◆ INSTRUCTIONS TO FOLLOW ◆
Every line of the data must be copied exactly.

───

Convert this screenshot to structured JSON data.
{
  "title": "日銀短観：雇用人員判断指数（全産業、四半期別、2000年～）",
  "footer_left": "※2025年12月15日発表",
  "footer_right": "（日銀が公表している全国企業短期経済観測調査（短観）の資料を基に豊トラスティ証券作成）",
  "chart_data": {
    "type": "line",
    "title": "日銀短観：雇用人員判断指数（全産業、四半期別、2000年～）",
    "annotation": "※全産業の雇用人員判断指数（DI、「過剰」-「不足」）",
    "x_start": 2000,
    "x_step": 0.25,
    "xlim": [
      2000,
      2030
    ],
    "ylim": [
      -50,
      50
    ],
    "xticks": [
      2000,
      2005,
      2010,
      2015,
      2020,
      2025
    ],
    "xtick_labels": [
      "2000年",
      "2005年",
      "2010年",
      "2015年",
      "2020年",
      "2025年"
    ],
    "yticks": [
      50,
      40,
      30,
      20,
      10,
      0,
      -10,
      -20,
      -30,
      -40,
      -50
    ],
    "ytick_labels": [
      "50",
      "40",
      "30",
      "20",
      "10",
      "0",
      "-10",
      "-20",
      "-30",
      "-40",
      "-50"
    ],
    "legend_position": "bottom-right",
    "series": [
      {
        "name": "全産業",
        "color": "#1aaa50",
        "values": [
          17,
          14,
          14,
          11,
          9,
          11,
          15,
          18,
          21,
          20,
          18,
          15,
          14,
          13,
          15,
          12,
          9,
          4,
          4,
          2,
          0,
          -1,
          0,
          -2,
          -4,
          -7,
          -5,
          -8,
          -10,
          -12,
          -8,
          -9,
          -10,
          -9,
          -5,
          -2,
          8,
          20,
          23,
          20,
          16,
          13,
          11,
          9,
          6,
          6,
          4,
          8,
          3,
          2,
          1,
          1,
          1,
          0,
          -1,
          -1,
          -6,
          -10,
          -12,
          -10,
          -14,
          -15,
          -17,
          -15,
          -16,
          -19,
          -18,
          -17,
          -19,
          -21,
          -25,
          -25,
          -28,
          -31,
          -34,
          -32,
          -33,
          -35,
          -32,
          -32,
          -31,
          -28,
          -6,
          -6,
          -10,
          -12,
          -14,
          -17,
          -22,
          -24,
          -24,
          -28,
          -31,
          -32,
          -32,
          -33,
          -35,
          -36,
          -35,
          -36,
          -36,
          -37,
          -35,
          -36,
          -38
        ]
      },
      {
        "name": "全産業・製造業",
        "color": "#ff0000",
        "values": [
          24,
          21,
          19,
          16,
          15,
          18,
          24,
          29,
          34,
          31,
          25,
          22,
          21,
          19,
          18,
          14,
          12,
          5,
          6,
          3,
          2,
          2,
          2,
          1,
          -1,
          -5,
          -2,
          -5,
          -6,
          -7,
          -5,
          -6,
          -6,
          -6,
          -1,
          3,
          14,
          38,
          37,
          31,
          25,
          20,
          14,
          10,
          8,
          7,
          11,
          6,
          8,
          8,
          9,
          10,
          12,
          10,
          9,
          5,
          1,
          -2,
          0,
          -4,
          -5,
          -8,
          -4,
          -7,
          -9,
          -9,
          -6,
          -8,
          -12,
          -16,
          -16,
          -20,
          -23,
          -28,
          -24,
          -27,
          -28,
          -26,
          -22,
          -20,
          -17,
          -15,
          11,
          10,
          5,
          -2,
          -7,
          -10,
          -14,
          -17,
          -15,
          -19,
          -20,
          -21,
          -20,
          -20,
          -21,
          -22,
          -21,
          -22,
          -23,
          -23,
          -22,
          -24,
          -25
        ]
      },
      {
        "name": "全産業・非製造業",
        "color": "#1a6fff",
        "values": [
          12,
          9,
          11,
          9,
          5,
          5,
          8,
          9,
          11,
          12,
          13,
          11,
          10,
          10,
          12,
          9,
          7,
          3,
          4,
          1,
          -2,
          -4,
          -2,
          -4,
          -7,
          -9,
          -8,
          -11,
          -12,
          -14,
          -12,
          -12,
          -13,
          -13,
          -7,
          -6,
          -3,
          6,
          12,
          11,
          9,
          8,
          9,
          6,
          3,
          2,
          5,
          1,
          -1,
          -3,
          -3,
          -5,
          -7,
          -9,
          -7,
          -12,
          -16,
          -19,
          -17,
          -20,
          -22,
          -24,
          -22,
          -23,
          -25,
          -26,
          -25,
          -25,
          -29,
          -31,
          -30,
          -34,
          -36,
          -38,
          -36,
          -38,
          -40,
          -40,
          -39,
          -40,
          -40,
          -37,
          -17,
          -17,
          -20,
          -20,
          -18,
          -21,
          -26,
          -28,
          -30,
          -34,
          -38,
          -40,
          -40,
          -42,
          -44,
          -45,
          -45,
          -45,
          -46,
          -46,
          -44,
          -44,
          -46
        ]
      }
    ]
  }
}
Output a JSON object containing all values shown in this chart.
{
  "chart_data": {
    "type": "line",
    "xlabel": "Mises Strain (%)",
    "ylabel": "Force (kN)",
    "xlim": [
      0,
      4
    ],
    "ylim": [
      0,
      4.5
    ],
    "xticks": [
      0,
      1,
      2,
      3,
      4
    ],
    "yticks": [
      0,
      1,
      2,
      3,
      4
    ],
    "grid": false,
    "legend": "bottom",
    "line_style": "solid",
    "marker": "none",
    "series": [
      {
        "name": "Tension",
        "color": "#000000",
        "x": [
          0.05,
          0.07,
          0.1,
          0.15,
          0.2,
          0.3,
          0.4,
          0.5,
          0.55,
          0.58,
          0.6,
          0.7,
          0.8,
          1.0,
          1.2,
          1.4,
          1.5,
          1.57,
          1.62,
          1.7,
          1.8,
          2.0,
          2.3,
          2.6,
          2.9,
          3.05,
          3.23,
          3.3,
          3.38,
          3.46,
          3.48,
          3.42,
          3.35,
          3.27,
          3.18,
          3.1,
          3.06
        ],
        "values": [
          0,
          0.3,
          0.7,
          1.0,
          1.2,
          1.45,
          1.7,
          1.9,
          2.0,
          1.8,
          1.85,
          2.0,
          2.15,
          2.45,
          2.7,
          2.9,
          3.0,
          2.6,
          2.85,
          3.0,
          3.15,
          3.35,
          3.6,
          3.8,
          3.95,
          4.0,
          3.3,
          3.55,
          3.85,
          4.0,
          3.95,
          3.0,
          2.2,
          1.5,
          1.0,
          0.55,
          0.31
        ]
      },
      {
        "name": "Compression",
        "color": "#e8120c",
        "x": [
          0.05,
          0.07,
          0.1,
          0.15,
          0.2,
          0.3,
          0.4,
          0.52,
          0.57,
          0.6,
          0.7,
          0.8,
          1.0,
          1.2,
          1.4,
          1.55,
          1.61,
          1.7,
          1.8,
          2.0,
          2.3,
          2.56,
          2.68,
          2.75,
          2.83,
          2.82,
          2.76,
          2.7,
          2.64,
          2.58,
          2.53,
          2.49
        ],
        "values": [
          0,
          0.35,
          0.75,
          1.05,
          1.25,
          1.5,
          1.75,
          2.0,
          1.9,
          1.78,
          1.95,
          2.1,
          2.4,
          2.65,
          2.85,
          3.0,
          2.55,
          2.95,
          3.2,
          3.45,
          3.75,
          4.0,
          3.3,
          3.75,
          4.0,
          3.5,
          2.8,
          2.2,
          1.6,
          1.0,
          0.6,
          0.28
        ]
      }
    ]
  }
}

───

◆ CORRECT OUTPUT ◆
Convert this screenshot to structured JSON data.
{
  "title": "日銀短観：雇用人員判断指数（全産業、四半期別、2000年～）",
  "footer_left": "※2025年12月15日発表",
  "footer_right": "（日銀が公表している全国企業短期経済観測調査（短観）の資料を基に豊トラスティ証券作成）",
  "chart_data": {
    "type": "line",
    "title": "日銀短観：雇用人員判断指数（全産業、四半期別、2000年～）",
    "annotation": "※全産業の雇用人員判断指数（DI、「過剰」-「不足」）",
    "x_start": 2000,
    "x_step": 0.25,
    "xlim": [
      2000,
      2030
    ],
    "ylim": [
      -50,
      50
    ],
    "xticks": [
      2000,
      2005,
      2010,
      2015,
      2020,
      2025
    ],
    "xtick_labels": [
      "2000年",
      "2005年",
      "2010年",
      "2015年",
      "2020年",
      "2025年"
    ],
    "yticks": [
      50,
      40,
      30,
      20,
      10,
      0,
      -10,
      -20,
      -30,
      -40,
      -50
    ],
    "ytick_labels": [
      "50",
      "40",
      "30",
      "20",
      "10",
      "0",
      "-10",
      "-20",
      "-30",
      "-40",
      "-50"
    ],
    "legend_position": "bottom-right",
    "series": [
      {
        "name": "全産業",
        "color": "#1aaa50",
        "values": [
          17,
          14,
          14,
          11,
          9,
          11,
          15,
          18,
          21,
          20,
          18,
          15,
          14,
          13,
          15,
          12,
          9,
          4,
          4,
          2,
          0,
          -1,
          0,
          -2,
          -4,
          -7,
          -5,
          -8,
          -10,
          -12,
          -8,
          -9,
          -10,
          -9,
          -5,
          -2,
          8,
          20,
          23,
          20,
          16,
          13,
          11,
          9,
          6,
          6,
          4,
          8,
          3,
          2,
          1,
          1,
          1,
          0,
          -1,
          -1,
          -6,
          -10,
          -12,
          -10,
          -14,
          -15,
          -17,
          -15,
          -16,
          -19,
          -18,
          -17,
          -19,
          -21,
          -25,
          -25,
          -28,
          -31,
          -34,
          -32,
          -33,
          -35,
          -32,
          -32,
          -31,
          -28,
          -6,
          -6,
          -10,
          -12,
          -14,
          -17,
          -22,
          -24,
          -24,
          -28,
          -31,
          -32,
          -32,
          -33,
          -35,
          -36,
          -35,
          -36,
          -36,
          -37,
          -35,
          -36,
          -38
        ]
      },
      {
        "name": "全産業・製造業",
        "color": "#ff0000",
        "values": [
          24,
          21,
          19,
          16,
          15,
          18,
          24,
          29,
          34,
          31,
          25,
          22,
          21,
          19,
          18,
          14,
          12,
          5,
          6,
          3,
          2,
          2,
          2,
          1,
          -1,
          -5,
          -2,
          -5,
          -6,
          -7,
          -5,
          -6,
          -6,
          -6,
          -1,
          3,
          14,
          38,
          37,
          31,
          25,
          20,
          14,
          10,
          8,
          7,
          11,
          6,
          8,
          8,
          9,
          10,
          12,
          10,
          9,
          5,
          1,
          -2,
          0,
          -4,
          -5,
          -8,
          -4,
          -7,
          -9,
          -9,
          -6,
          -8,
          -12,
          -16,
          -16,
          -20,
          -23,
          -28,
          -24,
          -27,
          -28,
          -26,
          -22,
          -20,
          -17,
          -15,
          11,
          10,
          5,
          -2,
          -7,
          -10,
          -14,
          -17,
          -15,
          -19,
          -20,
          -21,
          -20,
          -20,
          -21,
          -22,
          -21,
          -22,
          -23,
          -23,
          -22,
          -24,
          -25
        ]
      },
      {
        "name": "全産業・非製造業",
        "color": "#1a6fff",
        "values": [
          12,
          9,
          11,
          9,
          5,
          5,
          8,
          9,
          11,
          12,
          13,
          11,
          10,
          10,
          12,
          9,
          7,
          3,
          4,
          1,
          -2,
          -4,
          -2,
          -4,
          -7,
          -9,
          -8,
          -11,
          -12,
          -14,
          -12,
          -12,
          -13,
          -13,
          -7,
          -6,
          -3,
          6,
          12,
          11,
          9,
          8,
          9,
          6,
          3,
          2,
          5,
          1,
          -1,
          -3,
          -3,
          -5,
          -7,
          -9,
          -7,
          -12,
          -16,
          -19,
          -17,
          -20,
          -22,
          -24,
          -22,
          -23,
          -25,
          -26,
          -25,
          -25,
          -29,
          -31,
          -30,
          -34,
          -36,
          -38,
          -36,
          -38,
          -40,
          -40,
          -39,
          -40,
          -40,
          -37,
          -17,
          -17,
          -20,
          -20,
          -18,
          -21,
          -26,
          -28,
          -30,
          -34,
          -38,
          -40,
          -40,
          -42,
          -44,
          -45,
          -45,
          -45,
          -46,
          -46,
          -44,
          -44,
          -46
        ]
      }
    ]
  }
}
Output a JSON object containing all values shown in this chart.
{
  "chart_data": {
    "type": "line",
    "xlabel": "Mises Strain (%)",
    "ylabel": "Force (kN)",
    "xlim": [
      0,
      4
    ],
    "ylim": [
      0,
      4.5
    ],
    "xticks": [
      0,
      1,
      2,
      3,
      4
    ],
    "yticks": [
      0,
      1,
      2,
      3,
      4
    ],
    "grid": false,
    "legend": "bottom",
    "line_style": "solid",
    "marker": "none",
    "series": [
      {
        "name": "Tension",
        "color": "#000000",
        "x": [
          0.05,
          0.07,
          0.1,
          0.15,
          0.2,
          0.3,
          0.4,
          0.5,
          0.55,
          0.58,
          0.6,
          0.7,
          0.8,
          1.0,
          1.2,
          1.4,
          1.5,
          1.57,
          1.62,
          1.7,
          1.8,
          2.0,
          2.3,
          2.6,
          2.9,
          3.05,
          3.23,
          3.3,
          3.38,
          3.46,
          3.48,
          3.42,
          3.35,
          3.27,
          3.18,
          3.1,
          3.06
        ],
        "values": [
          0,
          0.3,
          0.7,
          1.0,
          1.2,
          1.45,
          1.7,
          1.9,
          2.0,
          1.8,
          1.85,
          2.0,
          2.15,
          2.45,
          2.7,
          2.9,
          3.0,
          2.6,
          2.85,
          3.0,
          3.15,
          3.35,
          3.6,
          3.8,
          3.95,
          4.0,
          3.3,
          3.55,
          3.85,
          4.0,
          3.95,
          3.0,
          2.2,
          1.5,
          1.0,
          0.55,
          0.31
        ]
      },
      {
        "name": "Compression",
        "color": "#e8120c",
        "x": [
          0.05,
          0.07,
          0.1,
          0.15,
          0.2,
          0.3,
          0.4,
          0.52,
          0.57,
          0.6,
          0.7,
          0.8,
          1.0,
          1.2,
          1.4,
          1.55,
          1.61,
          1.7,
          1.8,
          2.0,
          2.3,
          2.56,
          2.68,
          2.75,
          2.83,
          2.82,
          2.76,
          2.7,
          2.64,
          2.58,
          2.53,
          2.49
        ],
        "values": [
          0,
          0.35,
          0.75,
          1.05,
          1.25,
          1.5,
          1.75,
          2.0,
          1.9,
          1.78,
          1.95,
          2.1,
          2.4,
          2.65,
          2.85,
          3.0,
          2.55,
          2.95,
          3.2,
          3.45,
          3.75,
          4.0,
          3.3,
          3.75,
          4.0,
          3.5,
          2.8,
          2.2,
          1.6,
          1.0,
          0.6,
          0.28
        ]
      }
    ]
  }
}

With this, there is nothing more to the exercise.